**Stated exercise**
From the entries below, gather every line containing the string "合成橡胶进口".

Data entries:
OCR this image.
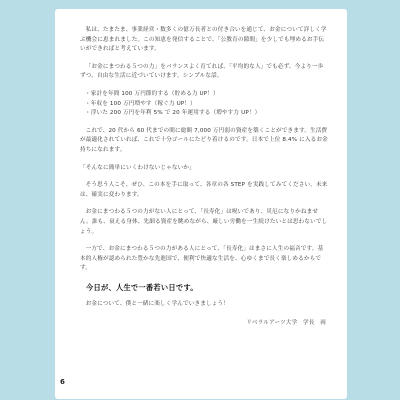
私は、たまたま、事業経営・数多くの億万長者との付き合いを通じて、お金について詳しく学ぶ機会に恵まれました。この知恵を発信することで、「公教育の隙間」を少しでも埋めるお手伝いができればと考えています。

「お金にまつわる５つの力」をバランスよく育てれば、「平均的な人」でも必ず、今より一歩ずつ、自由な生活に近づいていけます。シンプルな話。

・家計を年間 100 万円節約する（貯める力 UP！）
・年収を 100 万円増やす（稼ぐ力 UP！）
・浮いた 200 万円を年利 5% で 20 年運用する（増やす力 UP！）

これで、20 代から 60 代までの間に総額 7,000 万円弱の資産を築くことができます。生活費が最適化されていれば、これで十分ゴールにたどり着けるのです。日本で上位 8.4% に入るお金持ちになれます。

「そんなに簡単にいくわけないじゃないか」

そう思う人こそ、ぜひ、この本を手に取って、各章の各 STEP を実践してみてください。未来は、確実に変わります。

お金にまつわる５つの力がない人にとって、「長寿化」は呪いであり、災厄になりかねません。誰も、衰える身体、先細る資産を眺めながら、厳しい労働を一生続けたいとは思わないでしょう。

一方で、お金にまつわる５つの力がある人にとって、「長寿化」はまさに人生の福音です。基本的人権が認められた豊かな先進国で、便利で快適な生活を、心ゆくまで長く楽しめるからです。

今日が、人生で一番若い日です。

お金について、僕と一緒に楽しく学んでいきましょう！

リベラルアーツ大学　学長　両

6
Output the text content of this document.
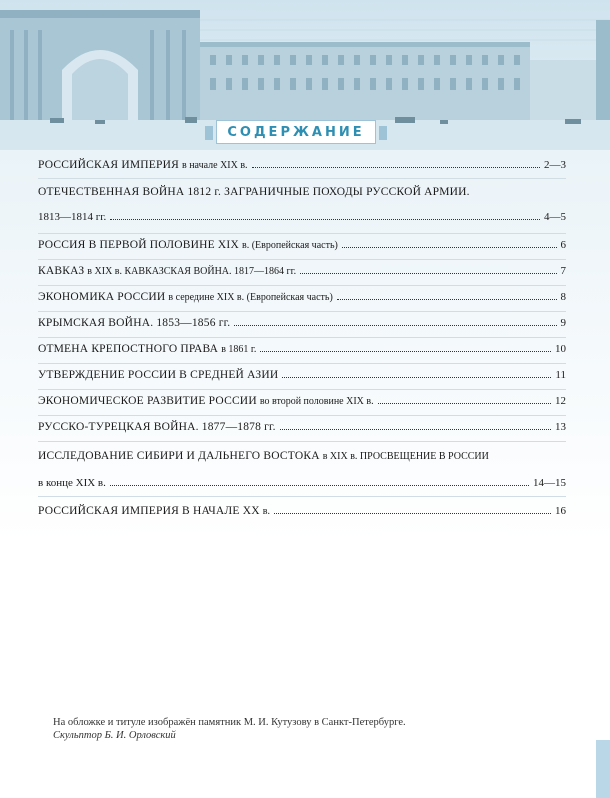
СОДЕРЖАНИЕ
РОССИЙСКАЯ ИМПЕРИЯ в начале XIX в.	2—3
ОТЕЧЕСТВЕННАЯ ВОЙНА 1812 г. ЗАГРАНИЧНЫЕ ПОХОДЫ РУССКОЙ АРМИИ.
1813—1814 гг.	4—5
РОССИЯ В ПЕРВОЙ ПОЛОВИНЕ XIX в. (Европейская часть)	6
КАВКАЗ в XIX в. КАВКАЗСКАЯ ВОЙНА. 1817—1864 гг.	7
ЭКОНОМИКА РОССИИ в середине XIX в. (Европейская часть)	8
КРЫМСКАЯ ВОЙНА. 1853—1856 гг.	9
ОТМЕНА КРЕПОСТНОГО ПРАВА в 1861 г.	10
УТВЕРЖДЕНИЕ РОССИИ В СРЕДНЕЙ АЗИИ	11
ЭКОНОМИЧЕСКОЕ РАЗВИТИЕ РОССИИ во второй половине XIX в.	12
РУССКО-ТУРЕЦКАЯ ВОЙНА. 1877—1878 гг.	13
ИССЛЕДОВАНИЕ СИБИРИ И ДАЛЬНЕГО ВОСТОКА в XIX в. ПРОСВЕЩЕНИЕ В РОССИИ
в конце XIX в.	14—15
РОССИЙСКАЯ ИМПЕРИЯ В НАЧАЛЕ XX в.	16
На обложке и титуле изображён памятник М. И. Кутузову в Санкт-Петербурге.
Скульптор Б. И. Орловский
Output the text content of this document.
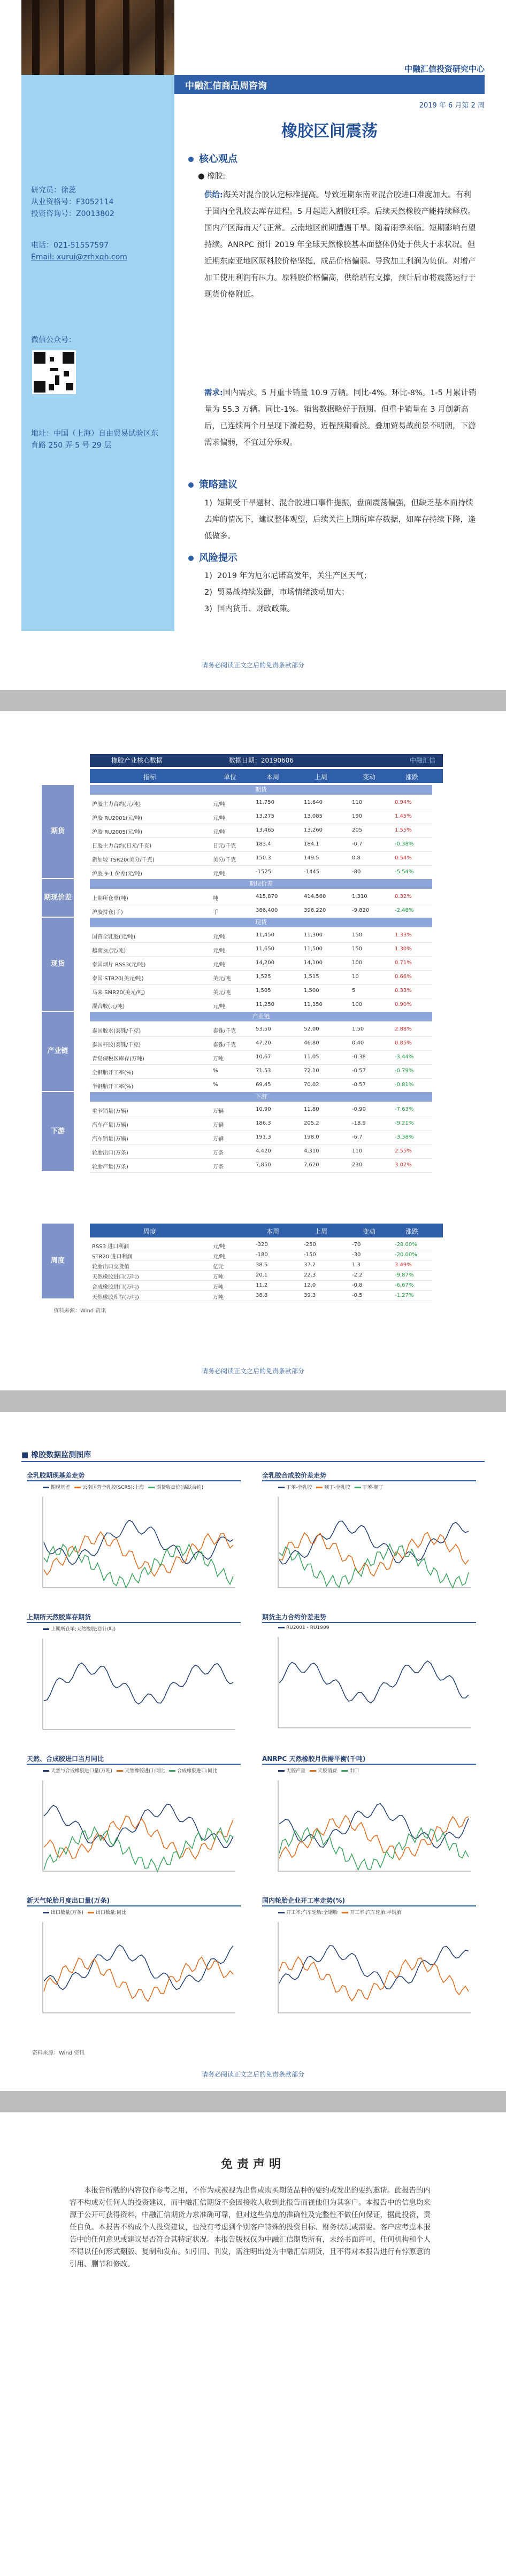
中融汇信投资研究中心
中融汇信商品周咨询
2019 年 6 月第 2 周
研究员：徐蕊
从业资格号：F3052114
投资咨询号：Z0013802
电话：021-51557597
Email: xurui@zrhxqh.com
微信公众号：
地址：中国（上海）自由贸易试验区东育路 250 弄 5 号 29 层
橡胶区间震荡
核心观点
● 橡胶:
供给:海关对混合胶认定标准提高。导致近期东南亚混合胶进口难度加大。有利于国内全乳胶去库存进程。5 月起进入割胶旺季。后续天然橡胶产能持续释放。国内产区海南天气正常。云南地区前期遭遇干旱。随着雨季来临。短期影响有望持续。ANRPC 预计 2019 年全球天然橡胶基本面整体仍处于供大于求状况。但近期东南亚地区原料胶价格坚挺，成品价格偏弱。导致加工利润为负值。对增产加工使用利润有压力。原料胶价格偏高，供给端有支撑，预计后市将震荡运行于现货价格附近。
需求:国内需求。5 月重卡销量 10.9 万辆。同比-4%。环比-8%。1-5 月累计销量为 55.3 万辆。同比-1%。销售数据略好于预期。但重卡销量在 3 月创新高后，已连续两个月呈现下滑趋势，近程预期看淡。叠加贸易战前景不明朗，下游需求偏弱，不宜过分乐观。
策略建议
1)  短期受干旱题材、混合胶进口事件提振，盘面震荡偏强，但缺乏基本面持续去库的情况下，建议整体观望，后续关注上期所库存数据，如库存持续下降，逢低做多。
风险提示
1)  2019 年为厄尔尼诺高发年，关注产区天气；
2)  贸易战持续发酵，市场情绪波动加大；
3)  国内货币、财政政策。
请务必阅读正文之后的免责条款部分
橡胶产业核心数据	数据日期：20190606	中融汇信
指标	单位	本周	上周	变动	涨跌
期货
期货
沪胶主力合约(元/吨)	元/吨	11,750	11,640	110	0.94%
沪胶 RU2001(元/吨)	元/吨	13,275	13,085	190	1.45%
沪胶 RU2005(元/吨)	元/吨	13,465	13,260	205	1.55%
日胶主力合约(日元/千克)	日元/千克	183.4	184.1	-0.7	-0.38%
新加坡 TSR20(美分/千克)	美分/千克	150.3	149.5	0.8	0.54%
沪胶 9-1 价差(元/吨)	元/吨	-1525	-1445	-80	-5.54%
期现价差
期现价差	上期所仓单(吨)	吨	415,870	414,560	1,310	0.32%
沪胶持仓(手)	手	386,400	396,220	-9,820	-2.48%
现货
现货
国营全乳胶(元/吨)	元/吨	11,450	11,300	150	1.33%
越南3L(元/吨)	元/吨	11,650	11,500	150	1.30%
泰国烟片 RSS3(元/吨)	元/吨	14,200	14,100	100	0.71%
泰国 STR20(美元/吨)	美元/吨	1,525	1,515	10	0.66%
马来 SMR20(美元/吨)	美元/吨	1,505	1,500	5	0.33%
混合胶(元/吨)	元/吨	11,250	11,150	100	0.90%
产业链
产业链
泰国胶水(泰铢/千克)	泰铢/千克	53.50	52.00	1.50	2.88%
泰国杯胶(泰铢/千克)	泰铢/千克	47.20	46.80	0.40	0.85%
青岛保税区库存(万吨)	万吨	10.67	11.05	-0.38	-3.44%
全钢胎开工率(%)	%	71.53	72.10	-0.57	-0.79%
半钢胎开工率(%)	%	69.45	70.02	-0.57	-0.81%
下游
下游
重卡销量(万辆)	万辆	10.90	11.80	-0.90	-7.63%
汽车产量(万辆)	万辆	186.3	205.2	-18.9	-9.21%
汽车销量(万辆)	万辆	191.3	198.0	-6.7	-3.38%
轮胎出口(万条)	万条	4,420	4,310	110	2.55%
轮胎产量(万条)	万条	7,850	7,620	230	3.02%
周度	本周	上周	变动	涨跌
RSS3 进口利润	元/吨	-320	-250	-70	-28.00%
STR20 进口利润	元/吨	-180	-150	-30	-20.00%
轮胎出口交货值	亿元	38.5	37.2	1.3	3.49%
天然橡胶进口(万吨)	万吨	20.1	22.3	-2.2	-9.87%
合成橡胶进口(万吨)	万吨	11.2	12.0	-0.8	-6.67%
天然橡胶库存(万吨)	万吨	38.8	39.3	-0.5	-1.27%
周度
资料来源：Wind 资讯
请务必阅读正文之后的免责条款部分
■ 橡胶数据监测图库
全乳胶期现基差走势
期现基差	云南国营全乳胶(SCR5):上海	期货收盘价(活跃合约)
全乳胶合成胶价差走势
丁苯-全乳胶	顺丁-全乳胶	丁苯-顺丁
上期所天然胶库存期货
上期所仓单:天然橡胶:总计(吨)
期货主力合约价差走势
RU2001 - RU1909
天然、合成胶进口当月同比
天然与合成橡胶进口量(万吨)	天然橡胶进口:同比	合成橡胶进口:同比
ANRPC 天然橡胶月供需平衡(千吨)
天胶产量	天胶消费	出口
新天气轮胎月度出口量(万条)
出口数量(万条)	出口数量:同比
国内轮胎企业开工率走势(%)
开工率:汽车轮胎:全钢胎	开工率:汽车轮胎:半钢胎
资料来源：Wind 资讯
请务必阅读正文之后的免责条款部分
免责声明
本报告所载的内容仅作参考之用，不作为或被视为出售或购买期货品种的要约或发出的要约邀请。此报告的内容不构成对任何人的投资建议，而中融汇信期货不会因接收人收到此报告而视他们为其客户。本报告中的信息均来源于公开可获得资料，中融汇信期货力求准确可靠，但对这些信息的准确性及完整性不做任何保证，据此投资，责任自负。本报告不构成个人投资建议，也没有考虑到个别客户特殊的投资目标、财务状况或需要。客户应考虑本报告中的任何意见或建议是否符合其特定状况。本报告版权仅为中融汇信期货所有，未经书面许可，任何机构和个人不得以任何形式翻版、复制和发布。如引用、刊发，需注明出处为中融汇信期货，且不得对本报告进行有悖原意的引用、删节和修改。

**Problem solution**
合成橡胶进口(万吨)	万吨	11.2	12.0	-0.8	-6.67%
天然与合成橡胶进口量(万吨)	天然橡胶进口:同比	合成橡胶进口:同比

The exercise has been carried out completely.